▸ Given data:
+ + + + +
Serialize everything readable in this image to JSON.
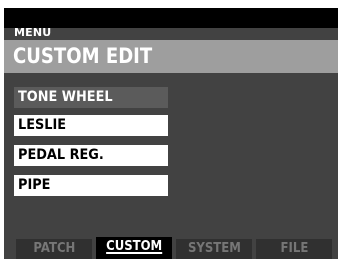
{
  "header": {
    "menu_label": "MENU",
    "title": "CUSTOM EDIT"
  },
  "menu": {
    "items": [
      {
        "label": "TONE WHEEL",
        "selected": true
      },
      {
        "label": "LESLIE",
        "selected": false
      },
      {
        "label": "PEDAL REG.",
        "selected": false
      },
      {
        "label": "PIPE",
        "selected": false
      }
    ]
  },
  "footer": {
    "tabs": [
      {
        "label": "PATCH",
        "active": false
      },
      {
        "label": "CUSTOM",
        "active": true
      },
      {
        "label": "SYSTEM",
        "active": false
      },
      {
        "label": "FILE",
        "active": false
      }
    ]
  },
  "colors": {
    "screen_background": "#424242",
    "title_band": "#9e9e9e",
    "selected_item": "#5b5b5b",
    "item_background": "#ffffff",
    "inactive_tab_text": "#767676",
    "active_tab_background": "#000000"
  }
}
+ + + + +
▸ Problem: Repeat the material above verbatim. Leave the pictures behind.

▸ Reply to the task:
Serialize everything readable in this image to JSON.
{
  "header": {
    "menu_label": "MENU",
    "title": "CUSTOM EDIT"
  },
  "menu": {
    "items": [
      {
        "label": "TONE WHEEL",
        "selected": true
      },
      {
        "label": "LESLIE",
        "selected": false
      },
      {
        "label": "PEDAL REG.",
        "selected": false
      },
      {
        "label": "PIPE",
        "selected": false
      }
    ]
  },
  "footer": {
    "tabs": [
      {
        "label": "PATCH",
        "active": false
      },
      {
        "label": "CUSTOM",
        "active": true
      },
      {
        "label": "SYSTEM",
        "active": false
      },
      {
        "label": "FILE",
        "active": false
      }
    ]
  },
  "colors": {
    "screen_background": "#424242",
    "title_band": "#9e9e9e",
    "selected_item": "#5b5b5b",
    "item_background": "#ffffff",
    "inactive_tab_text": "#767676",
    "active_tab_background": "#000000"
  }
}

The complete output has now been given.